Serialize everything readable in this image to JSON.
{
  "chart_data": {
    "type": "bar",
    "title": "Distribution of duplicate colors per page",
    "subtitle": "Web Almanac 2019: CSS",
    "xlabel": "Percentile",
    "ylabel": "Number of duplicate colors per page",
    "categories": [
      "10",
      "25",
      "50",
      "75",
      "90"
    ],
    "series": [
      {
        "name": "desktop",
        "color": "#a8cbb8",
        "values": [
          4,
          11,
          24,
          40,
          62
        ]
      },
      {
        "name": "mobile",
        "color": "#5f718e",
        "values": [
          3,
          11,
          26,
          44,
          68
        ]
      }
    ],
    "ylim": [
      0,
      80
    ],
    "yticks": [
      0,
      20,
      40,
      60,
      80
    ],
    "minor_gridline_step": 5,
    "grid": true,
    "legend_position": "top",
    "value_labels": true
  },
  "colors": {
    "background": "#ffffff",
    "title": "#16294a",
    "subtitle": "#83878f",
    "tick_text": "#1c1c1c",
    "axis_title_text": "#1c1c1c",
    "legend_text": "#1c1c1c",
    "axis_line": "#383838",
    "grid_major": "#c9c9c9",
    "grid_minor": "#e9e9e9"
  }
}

:::

### Task to complete:
Retype the listing. Match it exactly.

### Worked answer:
Serialize everything readable in this image to JSON.
{
  "chart_data": {
    "type": "bar",
    "title": "Distribution of duplicate colors per page",
    "subtitle": "Web Almanac 2019: CSS",
    "xlabel": "Percentile",
    "ylabel": "Number of duplicate colors per page",
    "categories": [
      "10",
      "25",
      "50",
      "75",
      "90"
    ],
    "series": [
      {
        "name": "desktop",
        "color": "#a8cbb8",
        "values": [
          4,
          11,
          24,
          40,
          62
        ]
      },
      {
        "name": "mobile",
        "color": "#5f718e",
        "values": [
          3,
          11,
          26,
          44,
          68
        ]
      }
    ],
    "ylim": [
      0,
      80
    ],
    "yticks": [
      0,
      20,
      40,
      60,
      80
    ],
    "minor_gridline_step": 5,
    "grid": true,
    "legend_position": "top",
    "value_labels": true
  },
  "colors": {
    "background": "#ffffff",
    "title": "#16294a",
    "subtitle": "#83878f",
    "tick_text": "#1c1c1c",
    "axis_title_text": "#1c1c1c",
    "legend_text": "#1c1c1c",
    "axis_line": "#383838",
    "grid_major": "#c9c9c9",
    "grid_minor": "#e9e9e9"
  }
}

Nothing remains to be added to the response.